◆ Task to carry out ◆
Output the entries word for word. Omit images.

◆ Data lines ◆
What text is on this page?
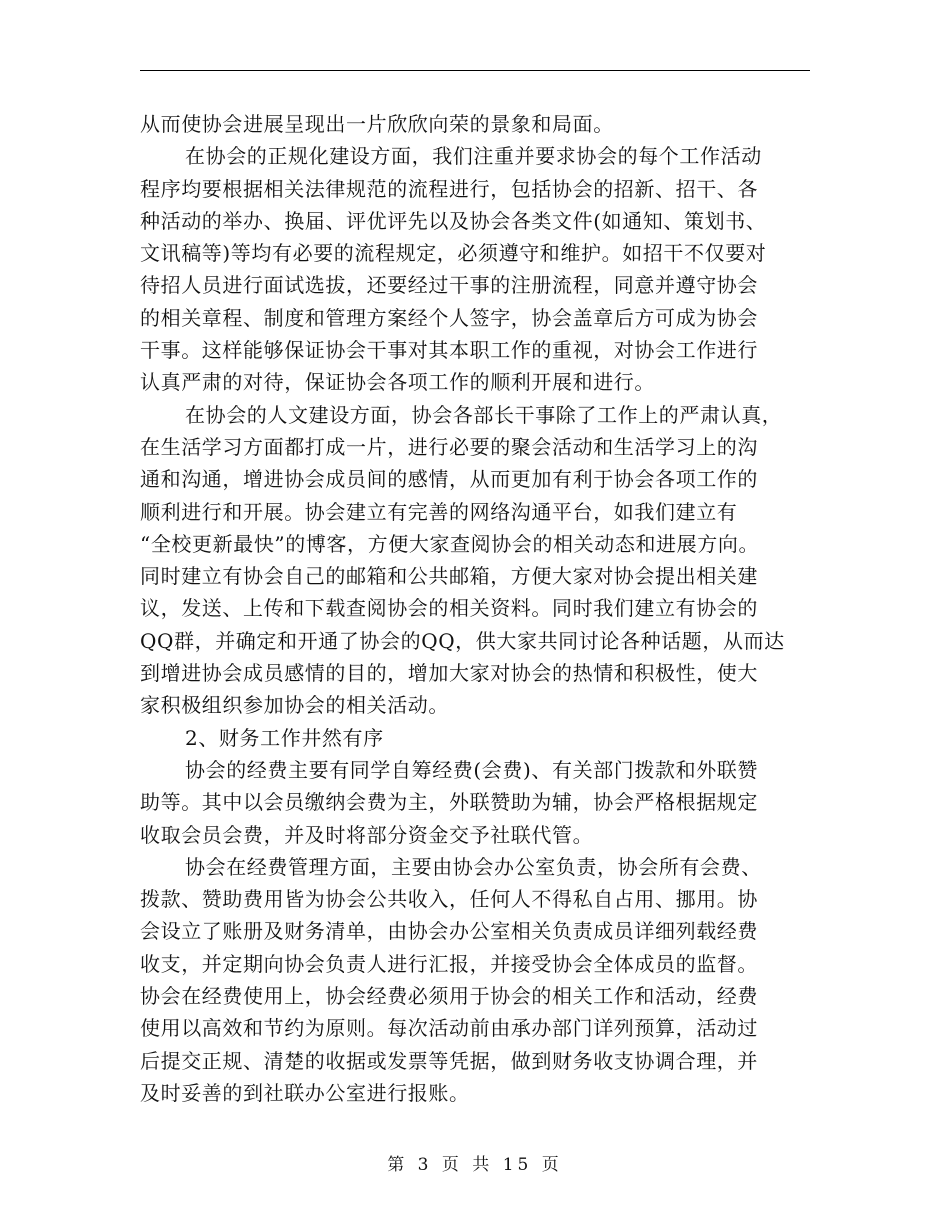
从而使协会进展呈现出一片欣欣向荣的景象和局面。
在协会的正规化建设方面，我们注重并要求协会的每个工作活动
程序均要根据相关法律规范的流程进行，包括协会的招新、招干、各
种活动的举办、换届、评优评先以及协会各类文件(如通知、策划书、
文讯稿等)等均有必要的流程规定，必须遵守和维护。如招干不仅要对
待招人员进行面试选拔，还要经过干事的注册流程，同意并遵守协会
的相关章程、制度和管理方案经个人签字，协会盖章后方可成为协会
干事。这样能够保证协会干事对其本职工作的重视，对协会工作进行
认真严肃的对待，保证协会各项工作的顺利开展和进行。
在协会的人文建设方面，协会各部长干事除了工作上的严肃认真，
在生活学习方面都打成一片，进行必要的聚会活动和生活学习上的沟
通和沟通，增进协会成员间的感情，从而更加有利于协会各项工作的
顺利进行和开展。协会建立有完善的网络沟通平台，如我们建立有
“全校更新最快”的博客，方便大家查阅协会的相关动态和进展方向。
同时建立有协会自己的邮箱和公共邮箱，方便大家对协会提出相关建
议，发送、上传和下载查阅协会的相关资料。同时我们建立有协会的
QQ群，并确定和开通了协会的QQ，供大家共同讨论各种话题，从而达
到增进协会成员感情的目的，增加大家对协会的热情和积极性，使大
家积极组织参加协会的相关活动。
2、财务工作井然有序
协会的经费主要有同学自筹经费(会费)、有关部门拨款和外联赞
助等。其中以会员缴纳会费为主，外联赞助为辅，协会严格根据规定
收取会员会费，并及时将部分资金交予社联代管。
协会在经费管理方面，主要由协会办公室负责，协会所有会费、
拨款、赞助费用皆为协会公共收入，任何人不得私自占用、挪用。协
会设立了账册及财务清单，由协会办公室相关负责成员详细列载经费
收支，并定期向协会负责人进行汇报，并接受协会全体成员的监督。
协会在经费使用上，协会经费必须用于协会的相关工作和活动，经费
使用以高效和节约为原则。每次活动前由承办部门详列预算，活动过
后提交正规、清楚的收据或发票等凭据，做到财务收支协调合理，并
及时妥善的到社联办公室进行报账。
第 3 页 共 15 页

◆ Response for this exercise ◆
What text is on this page?
从而使协会进展呈现出一片欣欣向荣的景象和局面。
在协会的正规化建设方面，我们注重并要求协会的每个工作活动
程序均要根据相关法律规范的流程进行，包括协会的招新、招干、各
种活动的举办、换届、评优评先以及协会各类文件(如通知、策划书、
文讯稿等)等均有必要的流程规定，必须遵守和维护。如招干不仅要对
待招人员进行面试选拔，还要经过干事的注册流程，同意并遵守协会
的相关章程、制度和管理方案经个人签字，协会盖章后方可成为协会
干事。这样能够保证协会干事对其本职工作的重视，对协会工作进行
认真严肃的对待，保证协会各项工作的顺利开展和进行。
在协会的人文建设方面，协会各部长干事除了工作上的严肃认真，
在生活学习方面都打成一片，进行必要的聚会活动和生活学习上的沟
通和沟通，增进协会成员间的感情，从而更加有利于协会各项工作的
顺利进行和开展。协会建立有完善的网络沟通平台，如我们建立有
“全校更新最快”的博客，方便大家查阅协会的相关动态和进展方向。
同时建立有协会自己的邮箱和公共邮箱，方便大家对协会提出相关建
议，发送、上传和下载查阅协会的相关资料。同时我们建立有协会的
QQ群，并确定和开通了协会的QQ，供大家共同讨论各种话题，从而达
到增进协会成员感情的目的，增加大家对协会的热情和积极性，使大
家积极组织参加协会的相关活动。
2、财务工作井然有序
协会的经费主要有同学自筹经费(会费)、有关部门拨款和外联赞
助等。其中以会员缴纳会费为主，外联赞助为辅，协会严格根据规定
收取会员会费，并及时将部分资金交予社联代管。
协会在经费管理方面，主要由协会办公室负责，协会所有会费、
拨款、赞助费用皆为协会公共收入，任何人不得私自占用、挪用。协
会设立了账册及财务清单，由协会办公室相关负责成员详细列载经费
收支，并定期向协会负责人进行汇报，并接受协会全体成员的监督。
协会在经费使用上，协会经费必须用于协会的相关工作和活动，经费
使用以高效和节约为原则。每次活动前由承办部门详列预算，活动过
后提交正规、清楚的收据或发票等凭据，做到财务收支协调合理，并
及时妥善的到社联办公室进行报账。
第 3 页 共 15 页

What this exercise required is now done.